**What is asked**. Return only the number of lines holding the word "such".

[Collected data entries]

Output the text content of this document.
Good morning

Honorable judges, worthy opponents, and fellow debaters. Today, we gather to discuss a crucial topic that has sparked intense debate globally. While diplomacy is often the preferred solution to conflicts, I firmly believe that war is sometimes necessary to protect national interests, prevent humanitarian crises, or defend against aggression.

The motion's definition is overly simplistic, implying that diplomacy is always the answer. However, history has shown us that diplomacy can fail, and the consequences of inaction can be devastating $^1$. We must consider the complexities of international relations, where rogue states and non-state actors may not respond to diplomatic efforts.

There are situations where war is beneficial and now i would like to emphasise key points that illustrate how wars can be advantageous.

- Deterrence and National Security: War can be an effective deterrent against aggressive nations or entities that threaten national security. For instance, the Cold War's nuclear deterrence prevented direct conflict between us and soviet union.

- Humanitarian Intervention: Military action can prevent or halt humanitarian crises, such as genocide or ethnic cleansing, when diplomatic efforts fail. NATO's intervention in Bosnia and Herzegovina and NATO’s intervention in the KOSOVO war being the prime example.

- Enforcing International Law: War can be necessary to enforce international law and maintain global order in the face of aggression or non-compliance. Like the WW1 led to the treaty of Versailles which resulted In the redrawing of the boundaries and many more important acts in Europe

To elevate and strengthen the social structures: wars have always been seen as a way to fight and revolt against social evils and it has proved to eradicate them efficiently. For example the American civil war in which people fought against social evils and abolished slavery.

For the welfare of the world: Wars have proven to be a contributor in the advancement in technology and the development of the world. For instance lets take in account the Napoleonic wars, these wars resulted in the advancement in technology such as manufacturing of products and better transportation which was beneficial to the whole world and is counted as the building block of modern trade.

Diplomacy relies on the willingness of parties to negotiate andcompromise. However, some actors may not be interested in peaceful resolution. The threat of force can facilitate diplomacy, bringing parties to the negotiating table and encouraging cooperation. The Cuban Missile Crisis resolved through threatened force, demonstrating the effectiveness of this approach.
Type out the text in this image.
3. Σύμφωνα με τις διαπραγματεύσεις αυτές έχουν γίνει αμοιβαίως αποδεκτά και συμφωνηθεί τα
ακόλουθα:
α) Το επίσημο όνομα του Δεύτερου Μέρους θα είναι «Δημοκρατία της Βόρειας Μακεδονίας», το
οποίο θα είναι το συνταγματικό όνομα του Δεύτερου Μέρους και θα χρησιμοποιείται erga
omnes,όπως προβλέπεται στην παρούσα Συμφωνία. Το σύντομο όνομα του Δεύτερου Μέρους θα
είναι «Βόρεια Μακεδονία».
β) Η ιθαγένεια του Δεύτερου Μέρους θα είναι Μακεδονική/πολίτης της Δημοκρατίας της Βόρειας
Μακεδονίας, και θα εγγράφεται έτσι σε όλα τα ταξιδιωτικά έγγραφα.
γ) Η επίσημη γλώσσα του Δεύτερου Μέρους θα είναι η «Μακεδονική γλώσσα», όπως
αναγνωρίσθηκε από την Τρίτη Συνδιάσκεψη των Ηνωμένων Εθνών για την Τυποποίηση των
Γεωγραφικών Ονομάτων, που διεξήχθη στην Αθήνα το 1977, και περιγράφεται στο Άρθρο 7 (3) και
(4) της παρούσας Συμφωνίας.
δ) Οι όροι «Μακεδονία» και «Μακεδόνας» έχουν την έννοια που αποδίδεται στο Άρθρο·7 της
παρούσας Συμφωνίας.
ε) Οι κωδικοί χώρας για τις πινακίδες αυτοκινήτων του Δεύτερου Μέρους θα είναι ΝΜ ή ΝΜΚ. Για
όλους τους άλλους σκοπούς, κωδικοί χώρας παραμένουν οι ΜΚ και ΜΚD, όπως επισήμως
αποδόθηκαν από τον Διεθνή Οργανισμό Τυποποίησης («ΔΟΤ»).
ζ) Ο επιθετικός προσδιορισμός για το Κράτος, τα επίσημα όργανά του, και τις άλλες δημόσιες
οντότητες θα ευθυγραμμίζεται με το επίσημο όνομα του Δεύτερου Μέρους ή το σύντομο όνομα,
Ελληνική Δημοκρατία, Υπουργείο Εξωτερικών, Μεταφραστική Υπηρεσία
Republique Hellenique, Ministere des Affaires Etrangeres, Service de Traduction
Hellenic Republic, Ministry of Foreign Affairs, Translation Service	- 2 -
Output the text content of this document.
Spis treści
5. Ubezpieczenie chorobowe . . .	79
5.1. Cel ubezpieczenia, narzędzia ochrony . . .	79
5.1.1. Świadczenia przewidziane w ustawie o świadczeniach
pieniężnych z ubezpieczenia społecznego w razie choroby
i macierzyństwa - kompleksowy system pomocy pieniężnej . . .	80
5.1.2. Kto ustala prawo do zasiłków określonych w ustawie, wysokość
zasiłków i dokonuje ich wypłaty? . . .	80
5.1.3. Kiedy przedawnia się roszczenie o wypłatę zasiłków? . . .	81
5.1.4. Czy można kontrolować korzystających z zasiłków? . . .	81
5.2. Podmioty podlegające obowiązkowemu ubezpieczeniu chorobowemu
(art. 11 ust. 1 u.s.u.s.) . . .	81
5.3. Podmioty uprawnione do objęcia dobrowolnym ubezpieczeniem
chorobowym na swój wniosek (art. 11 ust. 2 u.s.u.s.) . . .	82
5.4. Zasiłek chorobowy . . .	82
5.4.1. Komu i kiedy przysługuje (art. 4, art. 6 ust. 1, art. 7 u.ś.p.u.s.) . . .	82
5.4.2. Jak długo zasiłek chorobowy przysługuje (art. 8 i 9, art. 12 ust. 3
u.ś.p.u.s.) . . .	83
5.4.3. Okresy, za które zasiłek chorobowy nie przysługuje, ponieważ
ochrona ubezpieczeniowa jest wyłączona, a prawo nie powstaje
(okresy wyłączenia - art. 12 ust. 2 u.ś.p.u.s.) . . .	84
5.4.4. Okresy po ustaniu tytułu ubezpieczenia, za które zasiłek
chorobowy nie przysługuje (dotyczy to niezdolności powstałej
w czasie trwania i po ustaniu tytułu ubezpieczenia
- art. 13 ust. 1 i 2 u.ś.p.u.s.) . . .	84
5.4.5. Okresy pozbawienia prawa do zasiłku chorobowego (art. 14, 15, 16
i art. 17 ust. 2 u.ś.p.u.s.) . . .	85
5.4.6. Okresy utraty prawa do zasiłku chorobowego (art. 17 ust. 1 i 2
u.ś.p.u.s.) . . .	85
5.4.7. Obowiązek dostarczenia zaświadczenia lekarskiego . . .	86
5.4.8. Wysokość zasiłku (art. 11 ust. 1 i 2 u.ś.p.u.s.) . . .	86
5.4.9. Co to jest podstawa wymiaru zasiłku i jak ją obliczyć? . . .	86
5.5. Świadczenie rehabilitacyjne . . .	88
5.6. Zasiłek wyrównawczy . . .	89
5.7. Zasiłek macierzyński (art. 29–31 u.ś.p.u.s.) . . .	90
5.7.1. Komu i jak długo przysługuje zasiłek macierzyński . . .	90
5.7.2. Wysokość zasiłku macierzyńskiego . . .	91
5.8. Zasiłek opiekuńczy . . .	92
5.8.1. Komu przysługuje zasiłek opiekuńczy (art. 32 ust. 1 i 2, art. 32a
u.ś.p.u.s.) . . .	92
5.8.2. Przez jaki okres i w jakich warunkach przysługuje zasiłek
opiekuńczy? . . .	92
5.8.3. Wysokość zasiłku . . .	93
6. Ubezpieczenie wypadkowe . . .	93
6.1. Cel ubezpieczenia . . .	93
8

**Reply**. 2